Dataset excerpts
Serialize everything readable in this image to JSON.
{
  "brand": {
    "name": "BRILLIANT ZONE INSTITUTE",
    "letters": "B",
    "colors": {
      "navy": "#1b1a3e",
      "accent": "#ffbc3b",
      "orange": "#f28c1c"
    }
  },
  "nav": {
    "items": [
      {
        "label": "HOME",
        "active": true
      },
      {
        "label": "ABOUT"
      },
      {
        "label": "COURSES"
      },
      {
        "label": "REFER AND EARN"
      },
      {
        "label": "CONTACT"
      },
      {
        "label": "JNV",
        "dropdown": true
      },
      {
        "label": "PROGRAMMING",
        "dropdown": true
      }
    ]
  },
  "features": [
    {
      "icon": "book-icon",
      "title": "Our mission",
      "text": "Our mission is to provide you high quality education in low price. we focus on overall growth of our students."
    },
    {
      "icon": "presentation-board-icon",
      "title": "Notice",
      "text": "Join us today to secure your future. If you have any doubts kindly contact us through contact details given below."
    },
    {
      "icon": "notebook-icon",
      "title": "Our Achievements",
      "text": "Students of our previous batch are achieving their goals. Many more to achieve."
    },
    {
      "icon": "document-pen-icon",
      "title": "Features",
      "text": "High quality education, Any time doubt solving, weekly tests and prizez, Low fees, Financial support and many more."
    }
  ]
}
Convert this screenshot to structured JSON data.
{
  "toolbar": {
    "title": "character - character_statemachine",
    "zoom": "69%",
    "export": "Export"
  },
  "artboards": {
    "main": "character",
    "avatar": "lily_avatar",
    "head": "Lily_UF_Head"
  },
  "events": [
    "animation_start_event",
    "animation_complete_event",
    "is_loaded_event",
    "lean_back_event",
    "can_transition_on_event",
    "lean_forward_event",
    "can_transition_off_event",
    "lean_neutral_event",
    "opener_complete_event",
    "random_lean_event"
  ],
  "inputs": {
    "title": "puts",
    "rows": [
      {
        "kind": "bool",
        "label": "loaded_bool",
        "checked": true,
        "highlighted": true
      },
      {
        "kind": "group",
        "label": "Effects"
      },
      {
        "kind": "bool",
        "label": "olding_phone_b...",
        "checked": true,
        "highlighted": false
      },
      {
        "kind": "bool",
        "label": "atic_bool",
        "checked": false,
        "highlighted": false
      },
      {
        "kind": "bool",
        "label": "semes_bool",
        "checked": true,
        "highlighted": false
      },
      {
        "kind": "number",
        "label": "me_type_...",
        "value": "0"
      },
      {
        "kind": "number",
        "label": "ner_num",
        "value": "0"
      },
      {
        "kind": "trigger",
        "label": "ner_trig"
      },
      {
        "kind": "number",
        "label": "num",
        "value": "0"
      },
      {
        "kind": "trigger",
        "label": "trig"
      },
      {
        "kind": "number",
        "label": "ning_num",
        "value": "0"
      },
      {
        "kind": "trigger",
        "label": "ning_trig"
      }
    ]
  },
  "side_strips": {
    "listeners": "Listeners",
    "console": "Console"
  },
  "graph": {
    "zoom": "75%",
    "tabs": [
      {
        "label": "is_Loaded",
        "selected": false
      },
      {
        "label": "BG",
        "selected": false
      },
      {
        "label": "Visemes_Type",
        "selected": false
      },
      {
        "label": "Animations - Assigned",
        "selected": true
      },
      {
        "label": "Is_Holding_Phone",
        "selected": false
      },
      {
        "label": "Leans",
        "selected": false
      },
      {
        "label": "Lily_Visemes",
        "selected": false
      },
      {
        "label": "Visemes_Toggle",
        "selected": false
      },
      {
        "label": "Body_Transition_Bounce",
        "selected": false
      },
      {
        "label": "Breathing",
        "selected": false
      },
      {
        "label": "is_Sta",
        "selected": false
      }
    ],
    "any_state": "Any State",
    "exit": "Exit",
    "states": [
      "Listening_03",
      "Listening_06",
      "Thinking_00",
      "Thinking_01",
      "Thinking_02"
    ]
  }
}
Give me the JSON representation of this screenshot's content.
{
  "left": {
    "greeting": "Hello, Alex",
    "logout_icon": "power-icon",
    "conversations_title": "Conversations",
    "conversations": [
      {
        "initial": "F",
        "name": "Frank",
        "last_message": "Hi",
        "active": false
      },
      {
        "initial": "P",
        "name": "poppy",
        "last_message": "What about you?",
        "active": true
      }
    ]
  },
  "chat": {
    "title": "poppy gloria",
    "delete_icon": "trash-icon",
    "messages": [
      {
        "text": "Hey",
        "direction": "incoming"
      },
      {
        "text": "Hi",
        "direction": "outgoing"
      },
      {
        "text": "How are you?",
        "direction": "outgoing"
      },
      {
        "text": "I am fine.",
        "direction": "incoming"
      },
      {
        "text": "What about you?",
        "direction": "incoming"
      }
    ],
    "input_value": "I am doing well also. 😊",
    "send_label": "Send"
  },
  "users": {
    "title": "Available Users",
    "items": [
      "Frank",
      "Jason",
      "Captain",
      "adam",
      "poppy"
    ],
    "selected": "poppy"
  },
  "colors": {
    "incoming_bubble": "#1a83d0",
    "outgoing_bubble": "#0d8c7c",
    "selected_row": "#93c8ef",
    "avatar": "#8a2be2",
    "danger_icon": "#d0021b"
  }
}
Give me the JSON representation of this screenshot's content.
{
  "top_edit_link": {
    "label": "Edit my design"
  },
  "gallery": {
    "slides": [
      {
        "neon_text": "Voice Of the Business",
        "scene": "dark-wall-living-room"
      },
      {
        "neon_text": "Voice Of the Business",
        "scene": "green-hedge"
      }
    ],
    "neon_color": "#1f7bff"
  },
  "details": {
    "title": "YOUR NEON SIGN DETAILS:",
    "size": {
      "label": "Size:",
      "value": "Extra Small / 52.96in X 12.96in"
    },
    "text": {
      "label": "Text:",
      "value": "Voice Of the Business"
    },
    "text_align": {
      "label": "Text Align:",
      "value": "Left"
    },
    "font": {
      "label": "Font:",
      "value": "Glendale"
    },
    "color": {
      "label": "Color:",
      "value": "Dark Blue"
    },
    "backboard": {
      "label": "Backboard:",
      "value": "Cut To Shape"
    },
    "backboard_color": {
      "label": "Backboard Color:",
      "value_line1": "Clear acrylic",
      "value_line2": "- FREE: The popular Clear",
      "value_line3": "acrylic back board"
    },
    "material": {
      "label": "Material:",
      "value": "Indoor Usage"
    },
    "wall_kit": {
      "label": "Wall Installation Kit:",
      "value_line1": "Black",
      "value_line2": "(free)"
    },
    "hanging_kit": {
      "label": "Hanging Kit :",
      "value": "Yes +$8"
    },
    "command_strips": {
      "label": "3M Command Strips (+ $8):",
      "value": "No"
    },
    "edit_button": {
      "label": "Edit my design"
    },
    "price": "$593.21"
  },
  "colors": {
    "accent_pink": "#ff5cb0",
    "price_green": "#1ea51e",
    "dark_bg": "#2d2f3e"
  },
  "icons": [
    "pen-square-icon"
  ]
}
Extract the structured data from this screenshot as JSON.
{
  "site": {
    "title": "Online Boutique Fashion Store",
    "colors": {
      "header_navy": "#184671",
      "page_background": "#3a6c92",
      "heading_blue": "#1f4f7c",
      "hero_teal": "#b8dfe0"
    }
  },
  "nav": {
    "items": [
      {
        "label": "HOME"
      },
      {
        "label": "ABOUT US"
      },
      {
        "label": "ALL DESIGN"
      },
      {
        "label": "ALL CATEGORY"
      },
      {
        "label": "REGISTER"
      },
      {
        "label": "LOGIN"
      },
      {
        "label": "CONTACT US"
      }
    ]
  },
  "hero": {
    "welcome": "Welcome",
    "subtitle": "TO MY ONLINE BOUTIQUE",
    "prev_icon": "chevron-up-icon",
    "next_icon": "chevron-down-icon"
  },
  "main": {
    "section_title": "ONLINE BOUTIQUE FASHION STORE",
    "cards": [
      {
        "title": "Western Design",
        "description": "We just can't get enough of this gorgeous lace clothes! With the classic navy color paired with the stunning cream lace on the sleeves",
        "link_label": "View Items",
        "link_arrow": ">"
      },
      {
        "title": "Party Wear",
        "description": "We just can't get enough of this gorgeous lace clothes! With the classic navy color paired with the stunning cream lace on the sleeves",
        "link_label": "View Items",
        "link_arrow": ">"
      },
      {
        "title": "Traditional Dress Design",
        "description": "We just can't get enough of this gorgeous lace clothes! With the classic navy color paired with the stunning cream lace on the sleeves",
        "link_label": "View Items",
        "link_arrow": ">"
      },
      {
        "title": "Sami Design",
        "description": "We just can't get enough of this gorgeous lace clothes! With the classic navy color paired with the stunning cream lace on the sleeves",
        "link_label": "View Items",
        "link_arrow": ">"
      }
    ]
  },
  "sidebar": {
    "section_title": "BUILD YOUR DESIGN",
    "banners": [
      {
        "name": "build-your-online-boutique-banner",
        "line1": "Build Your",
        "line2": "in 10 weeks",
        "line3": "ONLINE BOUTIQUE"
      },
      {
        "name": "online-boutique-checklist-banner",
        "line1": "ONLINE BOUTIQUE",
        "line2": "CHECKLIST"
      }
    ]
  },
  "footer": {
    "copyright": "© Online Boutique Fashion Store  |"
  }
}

_Task_
Search the data above for the string "structured" and copy each line that has it.

_Task answer_
Convert this screenshot to structured JSON data.
Extract the structured data from this screenshot as JSON.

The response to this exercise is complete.